Brief: From the entries below, gather every line containing the string "meta".

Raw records

◇ ◇ ◇ ◇

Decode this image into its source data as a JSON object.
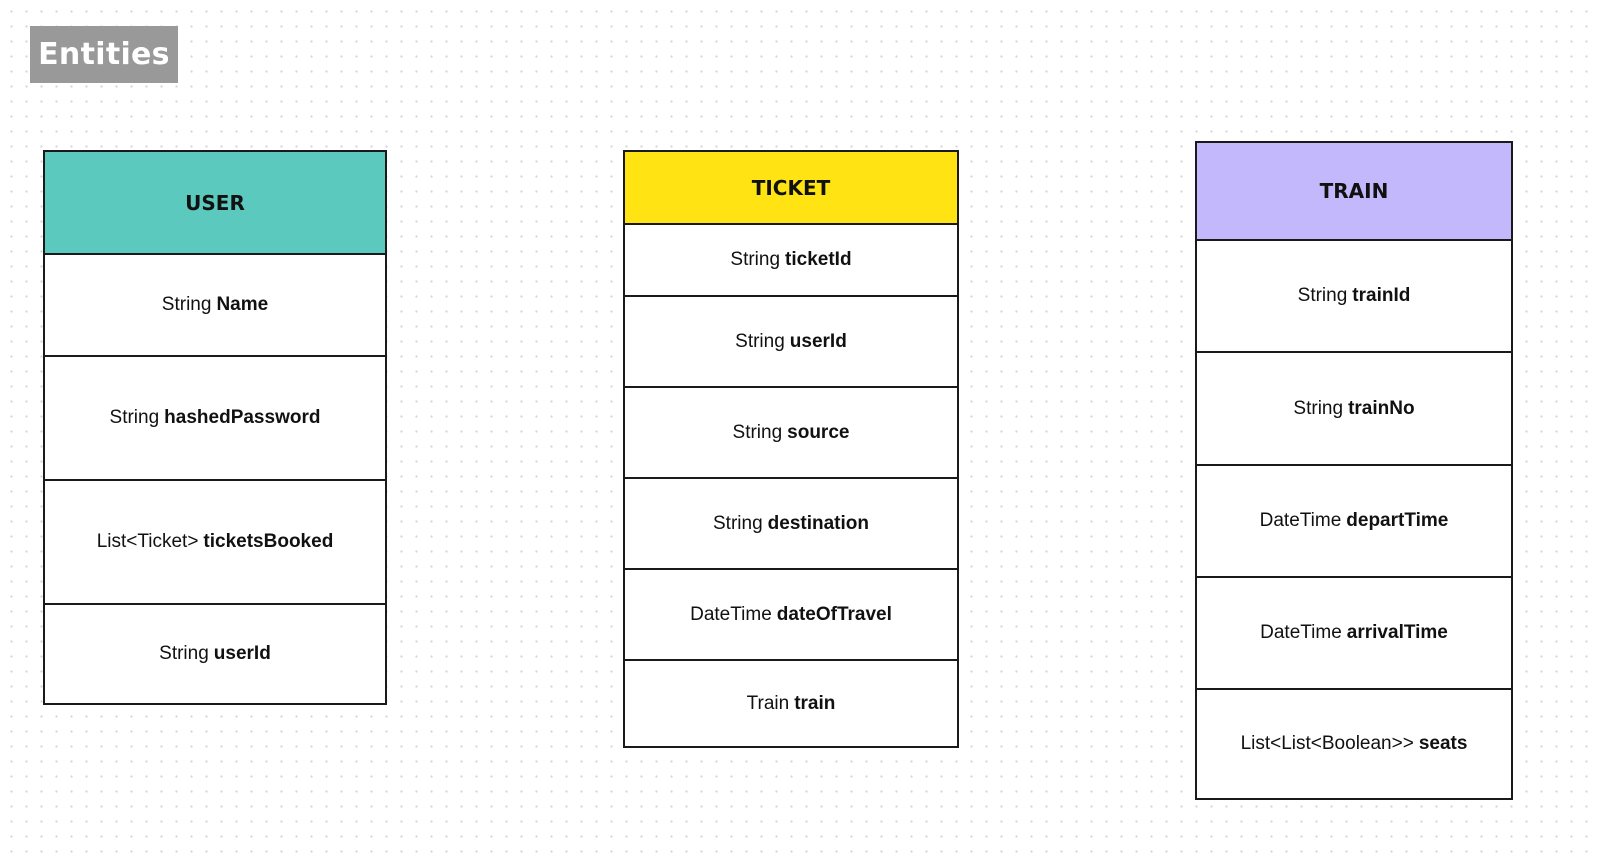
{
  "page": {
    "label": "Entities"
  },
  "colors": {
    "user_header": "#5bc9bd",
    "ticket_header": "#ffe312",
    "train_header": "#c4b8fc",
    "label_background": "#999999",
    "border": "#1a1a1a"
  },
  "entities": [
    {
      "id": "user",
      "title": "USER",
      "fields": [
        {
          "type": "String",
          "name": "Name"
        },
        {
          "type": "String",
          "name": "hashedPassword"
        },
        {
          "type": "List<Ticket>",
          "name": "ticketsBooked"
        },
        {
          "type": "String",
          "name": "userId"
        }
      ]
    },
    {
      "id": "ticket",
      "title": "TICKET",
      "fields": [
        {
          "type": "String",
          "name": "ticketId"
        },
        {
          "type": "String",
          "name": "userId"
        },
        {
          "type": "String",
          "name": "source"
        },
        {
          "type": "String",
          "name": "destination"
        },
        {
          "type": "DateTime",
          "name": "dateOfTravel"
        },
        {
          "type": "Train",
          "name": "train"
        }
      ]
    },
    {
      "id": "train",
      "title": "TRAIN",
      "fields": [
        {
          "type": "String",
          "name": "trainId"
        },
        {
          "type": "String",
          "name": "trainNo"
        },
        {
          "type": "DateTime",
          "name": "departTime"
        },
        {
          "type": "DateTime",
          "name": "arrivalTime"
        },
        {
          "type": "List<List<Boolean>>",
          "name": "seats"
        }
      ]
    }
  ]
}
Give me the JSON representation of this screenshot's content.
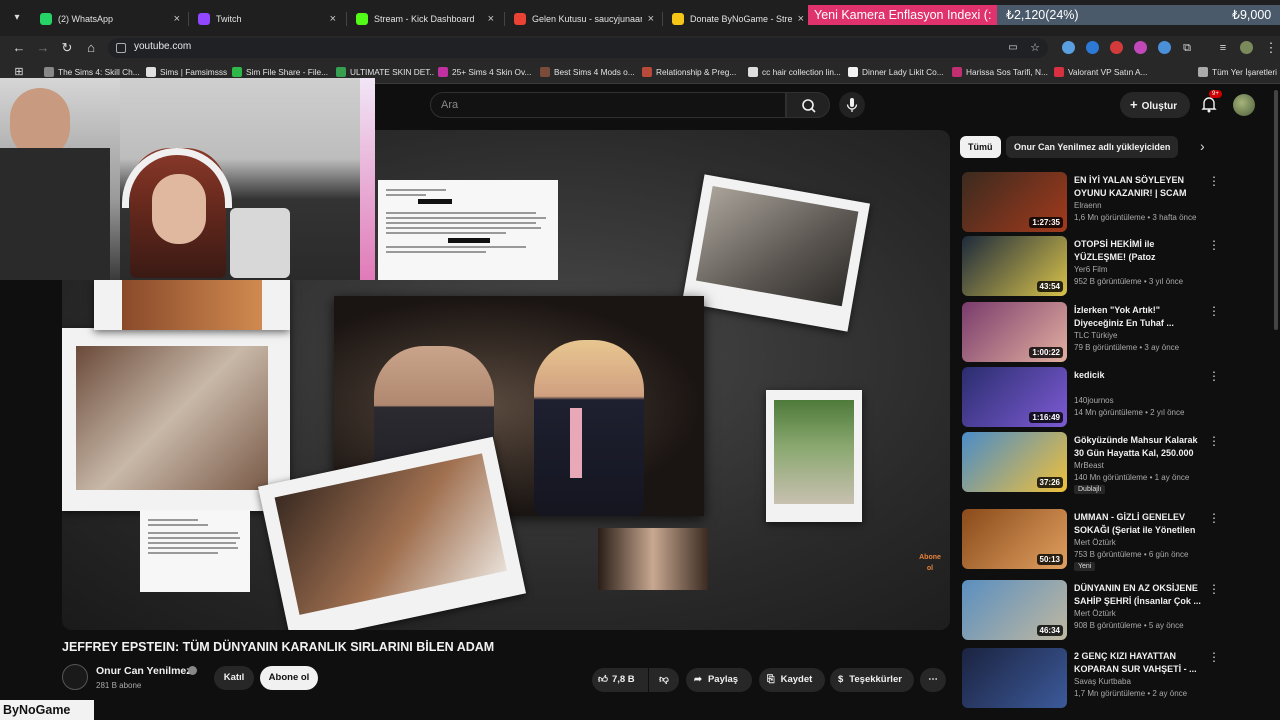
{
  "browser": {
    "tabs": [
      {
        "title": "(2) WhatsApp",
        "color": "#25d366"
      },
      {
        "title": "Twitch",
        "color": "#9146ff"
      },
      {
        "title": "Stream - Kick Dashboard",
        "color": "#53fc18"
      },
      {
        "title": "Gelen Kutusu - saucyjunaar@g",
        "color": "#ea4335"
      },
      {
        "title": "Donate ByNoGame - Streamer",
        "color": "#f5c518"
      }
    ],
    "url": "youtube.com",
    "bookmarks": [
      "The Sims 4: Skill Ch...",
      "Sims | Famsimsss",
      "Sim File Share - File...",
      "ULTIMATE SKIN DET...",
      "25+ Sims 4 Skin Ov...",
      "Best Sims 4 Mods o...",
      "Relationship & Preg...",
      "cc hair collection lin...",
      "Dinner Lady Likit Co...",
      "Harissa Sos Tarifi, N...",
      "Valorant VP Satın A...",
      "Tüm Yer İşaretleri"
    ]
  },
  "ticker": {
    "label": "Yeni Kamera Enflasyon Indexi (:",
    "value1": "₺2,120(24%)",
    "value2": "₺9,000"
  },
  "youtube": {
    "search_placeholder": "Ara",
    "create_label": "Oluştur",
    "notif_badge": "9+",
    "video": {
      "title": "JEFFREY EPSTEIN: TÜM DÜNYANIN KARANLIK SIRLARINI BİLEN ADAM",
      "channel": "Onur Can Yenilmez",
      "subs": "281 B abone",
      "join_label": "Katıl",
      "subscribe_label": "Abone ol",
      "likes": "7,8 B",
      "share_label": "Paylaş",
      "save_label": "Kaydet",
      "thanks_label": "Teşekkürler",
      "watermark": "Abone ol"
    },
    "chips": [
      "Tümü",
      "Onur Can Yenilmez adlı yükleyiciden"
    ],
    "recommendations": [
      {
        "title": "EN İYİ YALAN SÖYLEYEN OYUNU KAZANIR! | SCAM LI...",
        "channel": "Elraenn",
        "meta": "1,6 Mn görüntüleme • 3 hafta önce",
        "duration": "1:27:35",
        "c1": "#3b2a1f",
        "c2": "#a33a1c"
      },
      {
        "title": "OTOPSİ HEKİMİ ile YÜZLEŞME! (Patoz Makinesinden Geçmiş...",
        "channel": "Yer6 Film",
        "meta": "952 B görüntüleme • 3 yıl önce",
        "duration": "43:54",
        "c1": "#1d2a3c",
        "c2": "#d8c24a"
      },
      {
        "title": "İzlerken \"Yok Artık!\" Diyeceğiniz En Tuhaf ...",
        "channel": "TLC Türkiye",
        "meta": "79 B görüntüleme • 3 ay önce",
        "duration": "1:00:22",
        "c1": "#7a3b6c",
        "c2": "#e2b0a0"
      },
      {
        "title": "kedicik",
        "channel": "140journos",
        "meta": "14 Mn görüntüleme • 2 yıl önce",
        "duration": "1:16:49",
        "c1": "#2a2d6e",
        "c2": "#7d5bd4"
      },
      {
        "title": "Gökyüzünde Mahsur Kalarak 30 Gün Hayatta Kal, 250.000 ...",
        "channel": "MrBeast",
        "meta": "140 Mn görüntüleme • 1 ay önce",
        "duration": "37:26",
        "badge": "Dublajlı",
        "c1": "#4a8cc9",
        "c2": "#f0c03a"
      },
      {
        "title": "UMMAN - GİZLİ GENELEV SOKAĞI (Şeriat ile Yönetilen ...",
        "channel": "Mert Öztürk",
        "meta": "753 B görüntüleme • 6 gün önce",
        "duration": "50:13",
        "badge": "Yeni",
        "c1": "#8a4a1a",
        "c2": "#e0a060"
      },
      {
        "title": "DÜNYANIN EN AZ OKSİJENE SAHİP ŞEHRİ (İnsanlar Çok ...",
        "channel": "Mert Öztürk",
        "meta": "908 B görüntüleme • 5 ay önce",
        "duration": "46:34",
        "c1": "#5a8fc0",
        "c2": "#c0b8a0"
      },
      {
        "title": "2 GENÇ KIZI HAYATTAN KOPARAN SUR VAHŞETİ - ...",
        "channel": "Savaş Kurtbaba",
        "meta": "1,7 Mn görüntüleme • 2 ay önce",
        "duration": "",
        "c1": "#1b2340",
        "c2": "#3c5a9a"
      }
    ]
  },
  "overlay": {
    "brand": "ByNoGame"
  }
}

◇ ◇ ◇ ◇

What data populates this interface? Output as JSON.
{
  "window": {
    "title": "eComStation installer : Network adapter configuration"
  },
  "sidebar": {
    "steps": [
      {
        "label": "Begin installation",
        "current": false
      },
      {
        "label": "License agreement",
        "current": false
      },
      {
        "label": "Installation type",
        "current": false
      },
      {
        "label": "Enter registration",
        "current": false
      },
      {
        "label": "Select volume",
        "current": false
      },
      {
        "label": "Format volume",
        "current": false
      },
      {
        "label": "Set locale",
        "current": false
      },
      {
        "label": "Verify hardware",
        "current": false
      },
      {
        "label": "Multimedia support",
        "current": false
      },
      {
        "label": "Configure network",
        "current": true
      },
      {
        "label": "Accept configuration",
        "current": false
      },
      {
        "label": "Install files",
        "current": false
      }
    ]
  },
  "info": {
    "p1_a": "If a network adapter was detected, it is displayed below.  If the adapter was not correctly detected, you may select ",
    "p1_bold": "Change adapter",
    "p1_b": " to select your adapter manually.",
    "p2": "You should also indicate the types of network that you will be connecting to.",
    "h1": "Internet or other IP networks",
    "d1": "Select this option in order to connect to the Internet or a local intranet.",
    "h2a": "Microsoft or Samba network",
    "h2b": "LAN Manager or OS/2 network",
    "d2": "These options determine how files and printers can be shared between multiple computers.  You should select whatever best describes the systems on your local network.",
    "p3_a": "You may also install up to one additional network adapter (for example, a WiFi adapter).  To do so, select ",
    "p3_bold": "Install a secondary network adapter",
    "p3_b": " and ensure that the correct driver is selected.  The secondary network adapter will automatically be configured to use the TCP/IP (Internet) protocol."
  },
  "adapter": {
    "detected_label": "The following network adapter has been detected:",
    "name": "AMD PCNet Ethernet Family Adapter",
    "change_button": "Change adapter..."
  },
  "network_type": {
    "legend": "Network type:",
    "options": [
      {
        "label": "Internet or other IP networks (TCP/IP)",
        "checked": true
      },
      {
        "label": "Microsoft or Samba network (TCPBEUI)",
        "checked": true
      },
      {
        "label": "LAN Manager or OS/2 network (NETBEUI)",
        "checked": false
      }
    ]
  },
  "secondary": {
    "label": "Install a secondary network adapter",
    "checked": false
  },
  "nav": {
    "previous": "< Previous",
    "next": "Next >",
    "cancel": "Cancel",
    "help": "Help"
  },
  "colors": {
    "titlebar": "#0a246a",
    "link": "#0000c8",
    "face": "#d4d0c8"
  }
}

◇ ◇ ◇ ◇

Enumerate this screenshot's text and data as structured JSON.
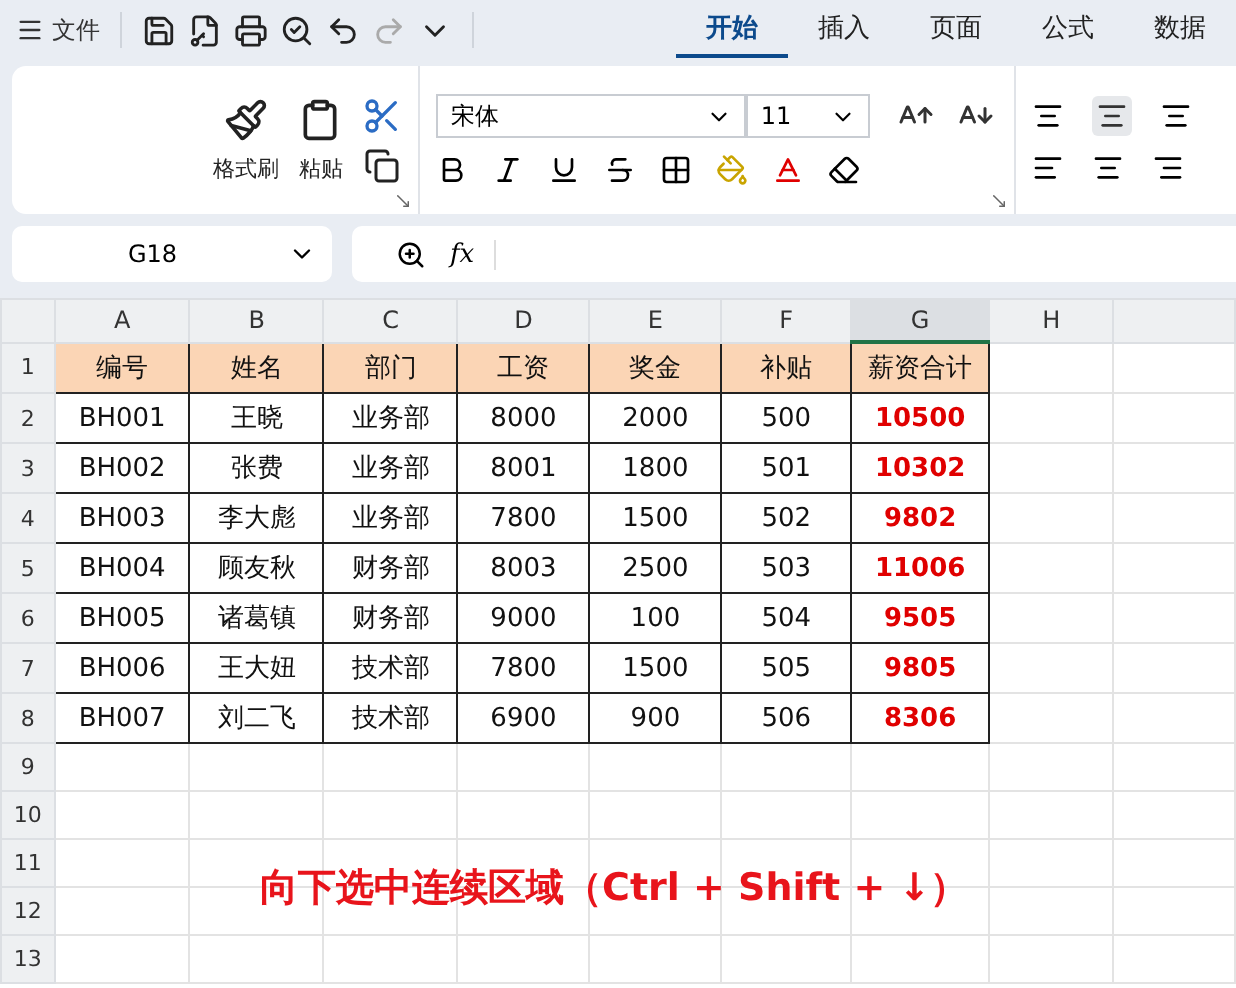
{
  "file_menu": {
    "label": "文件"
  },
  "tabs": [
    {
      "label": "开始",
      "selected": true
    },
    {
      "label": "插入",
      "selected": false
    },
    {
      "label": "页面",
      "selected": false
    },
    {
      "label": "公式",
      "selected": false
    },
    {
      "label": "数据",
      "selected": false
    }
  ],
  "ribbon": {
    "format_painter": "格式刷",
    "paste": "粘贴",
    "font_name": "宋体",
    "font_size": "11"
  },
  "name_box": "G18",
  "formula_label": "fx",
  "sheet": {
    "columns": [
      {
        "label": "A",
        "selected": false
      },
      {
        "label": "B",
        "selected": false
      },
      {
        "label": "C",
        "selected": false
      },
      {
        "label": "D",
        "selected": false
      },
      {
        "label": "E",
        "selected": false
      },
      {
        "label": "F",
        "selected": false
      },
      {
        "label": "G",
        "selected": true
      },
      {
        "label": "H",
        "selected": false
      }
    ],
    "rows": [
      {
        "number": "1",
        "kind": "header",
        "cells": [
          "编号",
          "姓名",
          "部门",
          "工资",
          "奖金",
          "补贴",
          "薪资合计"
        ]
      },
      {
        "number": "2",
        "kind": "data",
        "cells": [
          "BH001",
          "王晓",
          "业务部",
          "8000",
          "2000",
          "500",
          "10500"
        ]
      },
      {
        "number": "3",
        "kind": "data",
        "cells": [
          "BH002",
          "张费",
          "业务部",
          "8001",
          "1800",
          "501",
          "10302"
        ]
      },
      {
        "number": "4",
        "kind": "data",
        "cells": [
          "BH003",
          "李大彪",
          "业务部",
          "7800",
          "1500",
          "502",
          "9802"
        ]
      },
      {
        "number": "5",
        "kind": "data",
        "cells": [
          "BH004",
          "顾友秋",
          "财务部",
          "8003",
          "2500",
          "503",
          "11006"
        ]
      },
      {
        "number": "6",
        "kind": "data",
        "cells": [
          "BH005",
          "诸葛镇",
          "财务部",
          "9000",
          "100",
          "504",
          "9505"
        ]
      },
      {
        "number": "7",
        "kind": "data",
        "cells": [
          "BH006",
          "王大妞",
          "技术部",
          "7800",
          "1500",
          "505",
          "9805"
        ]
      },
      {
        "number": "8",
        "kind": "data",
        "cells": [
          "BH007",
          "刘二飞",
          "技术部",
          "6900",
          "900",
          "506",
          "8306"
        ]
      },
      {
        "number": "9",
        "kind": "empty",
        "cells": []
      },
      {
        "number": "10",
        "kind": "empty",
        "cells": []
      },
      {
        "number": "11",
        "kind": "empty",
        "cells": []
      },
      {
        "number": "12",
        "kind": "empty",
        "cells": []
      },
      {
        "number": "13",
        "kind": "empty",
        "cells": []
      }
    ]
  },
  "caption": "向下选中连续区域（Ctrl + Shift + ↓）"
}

◇ ◇ ◇ ◇

Output below:
        "meta": "1,6 Mn görüntüleme • 3 hafta önce",
        "meta": "952 B görüntüleme • 3 yıl önce",
        "meta": "79 B görüntüleme • 3 ay önce",
        "meta": "14 Mn görüntüleme • 2 yıl önce",
        "meta": "140 Mn görüntüleme • 1 ay önce",
        "meta": "753 B görüntüleme • 6 gün önce",
        "meta": "908 B görüntüleme • 5 ay önce",
        "meta": "1,7 Mn görüntüleme • 2 ay önce",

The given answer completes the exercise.